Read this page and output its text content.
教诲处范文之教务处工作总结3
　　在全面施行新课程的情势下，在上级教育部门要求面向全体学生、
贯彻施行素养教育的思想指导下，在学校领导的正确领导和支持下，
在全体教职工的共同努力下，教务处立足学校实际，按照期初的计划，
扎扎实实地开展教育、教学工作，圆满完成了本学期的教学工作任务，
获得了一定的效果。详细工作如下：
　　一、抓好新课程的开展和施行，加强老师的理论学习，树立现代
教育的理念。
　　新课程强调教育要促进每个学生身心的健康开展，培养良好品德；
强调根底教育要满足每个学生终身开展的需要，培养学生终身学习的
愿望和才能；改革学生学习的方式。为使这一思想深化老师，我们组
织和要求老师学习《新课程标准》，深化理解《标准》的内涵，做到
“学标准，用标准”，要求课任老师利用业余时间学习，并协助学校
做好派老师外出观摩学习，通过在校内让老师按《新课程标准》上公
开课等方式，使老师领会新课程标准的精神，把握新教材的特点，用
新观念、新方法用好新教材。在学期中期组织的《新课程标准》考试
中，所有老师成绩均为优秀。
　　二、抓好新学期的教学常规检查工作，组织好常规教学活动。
-*-*-
Your objective –
Write out the data exactly as it stands.

Written solution –
Read this page and output its text content.
教诲处范文之教务处工作总结3
　　在全面施行新课程的情势下，在上级教育部门要求面向全体学生、
贯彻施行素养教育的思想指导下，在学校领导的正确领导和支持下，
在全体教职工的共同努力下，教务处立足学校实际，按照期初的计划，
扎扎实实地开展教育、教学工作，圆满完成了本学期的教学工作任务，
获得了一定的效果。详细工作如下：
　　一、抓好新课程的开展和施行，加强老师的理论学习，树立现代
教育的理念。
　　新课程强调教育要促进每个学生身心的健康开展，培养良好品德；
强调根底教育要满足每个学生终身开展的需要，培养学生终身学习的
愿望和才能；改革学生学习的方式。为使这一思想深化老师，我们组
织和要求老师学习《新课程标准》，深化理解《标准》的内涵，做到
“学标准，用标准”，要求课任老师利用业余时间学习，并协助学校
做好派老师外出观摩学习，通过在校内让老师按《新课程标准》上公
开课等方式，使老师领会新课程标准的精神，把握新教材的特点，用
新观念、新方法用好新教材。在学期中期组织的《新课程标准》考试
中，所有老师成绩均为优秀。
　　二、抓好新学期的教学常规检查工作，组织好常规教学活动。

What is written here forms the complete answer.